■ INSTRUCTIONS FOR THE TASK
Using the data below, gather each line that includes the word "ISLR".

--- BEGIN RECORDS TO PROCESS ---

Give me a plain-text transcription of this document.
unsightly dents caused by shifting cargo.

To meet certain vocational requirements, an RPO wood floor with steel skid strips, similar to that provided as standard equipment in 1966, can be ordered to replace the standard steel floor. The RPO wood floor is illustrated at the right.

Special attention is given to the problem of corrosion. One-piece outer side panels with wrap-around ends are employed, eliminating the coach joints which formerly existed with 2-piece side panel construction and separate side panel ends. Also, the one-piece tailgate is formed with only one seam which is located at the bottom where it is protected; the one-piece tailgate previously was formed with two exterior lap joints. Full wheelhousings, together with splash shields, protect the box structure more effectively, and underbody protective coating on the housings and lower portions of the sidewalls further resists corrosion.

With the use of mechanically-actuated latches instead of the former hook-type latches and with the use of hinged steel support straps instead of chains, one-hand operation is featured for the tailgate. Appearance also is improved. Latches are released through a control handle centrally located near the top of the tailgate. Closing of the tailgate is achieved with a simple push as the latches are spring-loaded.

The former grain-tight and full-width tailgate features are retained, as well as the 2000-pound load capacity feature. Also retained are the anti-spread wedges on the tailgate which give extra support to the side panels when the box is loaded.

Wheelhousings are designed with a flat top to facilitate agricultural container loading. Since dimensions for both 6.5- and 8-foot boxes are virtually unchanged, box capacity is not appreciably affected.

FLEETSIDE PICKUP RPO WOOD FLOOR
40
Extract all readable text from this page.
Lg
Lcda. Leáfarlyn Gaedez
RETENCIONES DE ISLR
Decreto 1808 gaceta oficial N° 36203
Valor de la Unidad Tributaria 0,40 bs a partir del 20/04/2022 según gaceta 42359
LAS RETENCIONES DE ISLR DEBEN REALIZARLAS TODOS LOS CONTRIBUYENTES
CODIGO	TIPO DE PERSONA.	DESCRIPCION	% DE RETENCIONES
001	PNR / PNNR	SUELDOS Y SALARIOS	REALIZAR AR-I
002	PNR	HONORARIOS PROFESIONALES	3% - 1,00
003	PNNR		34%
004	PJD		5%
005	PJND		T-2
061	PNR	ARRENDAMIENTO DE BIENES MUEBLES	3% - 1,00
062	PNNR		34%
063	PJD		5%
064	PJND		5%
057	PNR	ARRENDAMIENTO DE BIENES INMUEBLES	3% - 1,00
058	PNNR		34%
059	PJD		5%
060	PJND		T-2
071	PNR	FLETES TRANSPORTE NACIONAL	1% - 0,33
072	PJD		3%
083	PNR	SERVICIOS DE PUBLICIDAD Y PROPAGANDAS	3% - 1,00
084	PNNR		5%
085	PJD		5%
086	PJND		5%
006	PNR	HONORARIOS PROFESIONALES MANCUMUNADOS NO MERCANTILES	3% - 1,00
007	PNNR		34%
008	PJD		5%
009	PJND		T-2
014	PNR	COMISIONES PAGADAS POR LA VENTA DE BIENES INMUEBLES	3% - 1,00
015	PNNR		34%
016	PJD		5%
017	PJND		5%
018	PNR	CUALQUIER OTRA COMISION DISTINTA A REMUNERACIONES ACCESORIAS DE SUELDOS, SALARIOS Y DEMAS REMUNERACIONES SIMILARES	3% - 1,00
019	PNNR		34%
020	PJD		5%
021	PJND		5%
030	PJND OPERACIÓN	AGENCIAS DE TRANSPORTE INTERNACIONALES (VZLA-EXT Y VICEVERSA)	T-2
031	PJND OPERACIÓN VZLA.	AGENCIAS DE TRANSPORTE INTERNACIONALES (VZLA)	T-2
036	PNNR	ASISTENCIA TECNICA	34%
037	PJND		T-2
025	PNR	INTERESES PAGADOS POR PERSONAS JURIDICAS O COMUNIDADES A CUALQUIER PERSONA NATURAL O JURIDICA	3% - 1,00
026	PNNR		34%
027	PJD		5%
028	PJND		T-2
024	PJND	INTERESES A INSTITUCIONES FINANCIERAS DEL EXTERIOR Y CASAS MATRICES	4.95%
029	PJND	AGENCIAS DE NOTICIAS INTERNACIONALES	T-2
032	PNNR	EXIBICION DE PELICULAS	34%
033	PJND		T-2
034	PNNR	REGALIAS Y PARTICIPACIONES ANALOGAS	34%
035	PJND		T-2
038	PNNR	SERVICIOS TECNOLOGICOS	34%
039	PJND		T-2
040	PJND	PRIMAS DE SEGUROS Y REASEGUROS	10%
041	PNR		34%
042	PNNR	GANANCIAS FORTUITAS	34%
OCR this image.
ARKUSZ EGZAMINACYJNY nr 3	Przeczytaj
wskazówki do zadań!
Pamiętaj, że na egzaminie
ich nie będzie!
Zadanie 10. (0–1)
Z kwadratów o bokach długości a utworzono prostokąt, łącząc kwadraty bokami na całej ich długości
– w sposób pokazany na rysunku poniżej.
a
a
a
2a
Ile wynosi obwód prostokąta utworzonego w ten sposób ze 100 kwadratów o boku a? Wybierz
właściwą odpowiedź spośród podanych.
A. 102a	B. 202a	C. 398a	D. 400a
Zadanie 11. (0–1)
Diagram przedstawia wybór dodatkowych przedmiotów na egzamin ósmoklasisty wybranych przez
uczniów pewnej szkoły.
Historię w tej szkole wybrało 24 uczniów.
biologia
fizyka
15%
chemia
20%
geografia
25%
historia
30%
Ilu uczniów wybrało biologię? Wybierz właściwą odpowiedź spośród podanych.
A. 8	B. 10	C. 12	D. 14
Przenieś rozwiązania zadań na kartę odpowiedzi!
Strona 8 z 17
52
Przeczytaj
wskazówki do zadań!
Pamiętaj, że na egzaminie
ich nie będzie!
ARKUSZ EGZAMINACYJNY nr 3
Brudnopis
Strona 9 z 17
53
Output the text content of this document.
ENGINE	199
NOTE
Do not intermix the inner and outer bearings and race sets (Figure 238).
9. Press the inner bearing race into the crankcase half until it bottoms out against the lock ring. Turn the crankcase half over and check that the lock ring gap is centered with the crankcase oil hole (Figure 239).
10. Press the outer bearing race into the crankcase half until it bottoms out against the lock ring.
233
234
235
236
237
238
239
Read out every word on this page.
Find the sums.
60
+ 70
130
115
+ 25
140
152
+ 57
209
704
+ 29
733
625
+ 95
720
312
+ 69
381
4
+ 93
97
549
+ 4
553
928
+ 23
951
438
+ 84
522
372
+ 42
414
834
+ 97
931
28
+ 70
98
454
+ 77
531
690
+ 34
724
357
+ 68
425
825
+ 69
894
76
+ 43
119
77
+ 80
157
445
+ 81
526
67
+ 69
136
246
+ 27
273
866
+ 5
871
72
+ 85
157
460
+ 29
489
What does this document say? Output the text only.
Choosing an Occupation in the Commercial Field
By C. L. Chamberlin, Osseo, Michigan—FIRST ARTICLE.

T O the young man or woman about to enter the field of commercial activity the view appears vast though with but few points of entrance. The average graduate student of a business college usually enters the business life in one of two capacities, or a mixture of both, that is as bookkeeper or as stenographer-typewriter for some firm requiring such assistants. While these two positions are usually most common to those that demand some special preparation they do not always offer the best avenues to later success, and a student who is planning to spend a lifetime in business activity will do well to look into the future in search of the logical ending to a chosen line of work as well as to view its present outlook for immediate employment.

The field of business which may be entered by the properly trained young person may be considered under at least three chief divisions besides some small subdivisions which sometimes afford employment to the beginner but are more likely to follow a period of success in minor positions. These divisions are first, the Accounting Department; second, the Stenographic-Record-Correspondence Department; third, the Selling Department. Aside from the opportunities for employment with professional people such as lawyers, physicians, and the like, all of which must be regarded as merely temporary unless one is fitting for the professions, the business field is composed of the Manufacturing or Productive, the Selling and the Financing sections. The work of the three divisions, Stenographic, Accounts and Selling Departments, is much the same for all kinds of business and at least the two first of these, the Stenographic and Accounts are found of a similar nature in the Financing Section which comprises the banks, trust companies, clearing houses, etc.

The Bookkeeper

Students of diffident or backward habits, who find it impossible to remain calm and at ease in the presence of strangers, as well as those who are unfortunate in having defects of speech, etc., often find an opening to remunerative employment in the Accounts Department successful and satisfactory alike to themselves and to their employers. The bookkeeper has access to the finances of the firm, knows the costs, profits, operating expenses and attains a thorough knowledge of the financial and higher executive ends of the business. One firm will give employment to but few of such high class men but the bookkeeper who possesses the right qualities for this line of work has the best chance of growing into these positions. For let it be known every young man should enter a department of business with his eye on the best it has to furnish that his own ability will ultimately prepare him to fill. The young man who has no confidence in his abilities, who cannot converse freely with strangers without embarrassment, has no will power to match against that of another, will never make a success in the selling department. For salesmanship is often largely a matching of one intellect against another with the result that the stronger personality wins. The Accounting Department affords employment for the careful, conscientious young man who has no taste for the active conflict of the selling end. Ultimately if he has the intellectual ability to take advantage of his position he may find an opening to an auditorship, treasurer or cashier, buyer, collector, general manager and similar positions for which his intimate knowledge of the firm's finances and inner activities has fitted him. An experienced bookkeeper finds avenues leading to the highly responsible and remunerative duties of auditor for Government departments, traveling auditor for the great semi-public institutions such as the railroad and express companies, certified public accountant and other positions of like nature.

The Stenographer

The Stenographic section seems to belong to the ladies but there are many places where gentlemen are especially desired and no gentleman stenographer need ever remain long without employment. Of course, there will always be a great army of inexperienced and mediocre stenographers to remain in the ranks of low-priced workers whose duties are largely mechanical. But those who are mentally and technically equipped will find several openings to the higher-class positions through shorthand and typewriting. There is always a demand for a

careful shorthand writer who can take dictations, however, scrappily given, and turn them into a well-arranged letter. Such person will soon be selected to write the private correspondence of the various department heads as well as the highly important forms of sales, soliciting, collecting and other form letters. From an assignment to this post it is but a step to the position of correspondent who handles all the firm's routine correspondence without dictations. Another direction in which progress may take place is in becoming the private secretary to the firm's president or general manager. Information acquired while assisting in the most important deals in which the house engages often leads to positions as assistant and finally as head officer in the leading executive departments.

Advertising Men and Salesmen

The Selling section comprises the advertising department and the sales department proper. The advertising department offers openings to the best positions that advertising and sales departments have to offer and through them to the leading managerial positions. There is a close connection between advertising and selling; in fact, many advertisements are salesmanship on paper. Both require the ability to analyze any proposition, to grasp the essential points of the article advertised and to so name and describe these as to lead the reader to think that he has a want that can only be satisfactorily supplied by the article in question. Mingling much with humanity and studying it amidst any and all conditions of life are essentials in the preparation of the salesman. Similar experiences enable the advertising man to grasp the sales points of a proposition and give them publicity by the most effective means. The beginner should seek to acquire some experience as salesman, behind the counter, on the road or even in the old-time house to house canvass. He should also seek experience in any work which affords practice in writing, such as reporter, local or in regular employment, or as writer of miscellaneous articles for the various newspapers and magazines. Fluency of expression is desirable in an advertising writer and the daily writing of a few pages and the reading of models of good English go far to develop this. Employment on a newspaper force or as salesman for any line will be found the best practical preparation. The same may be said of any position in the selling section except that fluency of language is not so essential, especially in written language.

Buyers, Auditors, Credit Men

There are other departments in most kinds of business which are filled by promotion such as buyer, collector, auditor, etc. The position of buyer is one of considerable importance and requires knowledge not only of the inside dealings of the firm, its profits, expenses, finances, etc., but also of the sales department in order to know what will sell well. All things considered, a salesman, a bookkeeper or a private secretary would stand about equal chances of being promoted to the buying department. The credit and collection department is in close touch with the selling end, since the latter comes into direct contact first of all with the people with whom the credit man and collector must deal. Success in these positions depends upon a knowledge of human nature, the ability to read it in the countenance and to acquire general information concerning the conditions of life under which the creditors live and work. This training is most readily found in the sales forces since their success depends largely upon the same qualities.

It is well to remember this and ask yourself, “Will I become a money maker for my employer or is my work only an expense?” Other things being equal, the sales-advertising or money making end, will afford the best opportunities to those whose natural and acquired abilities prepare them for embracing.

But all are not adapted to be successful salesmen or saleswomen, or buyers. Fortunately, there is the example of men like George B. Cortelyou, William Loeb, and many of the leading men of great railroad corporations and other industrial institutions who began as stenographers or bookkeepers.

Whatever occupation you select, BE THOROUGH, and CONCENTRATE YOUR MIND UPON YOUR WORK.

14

--- END RECORDS TO PROCESS ---

■ WRITTEN SOLUTION
RETENCIONES DE ISLR
LAS RETENCIONES DE ISLR DEBEN REALIZARLAS TODOS LOS CONTRIBUYENTES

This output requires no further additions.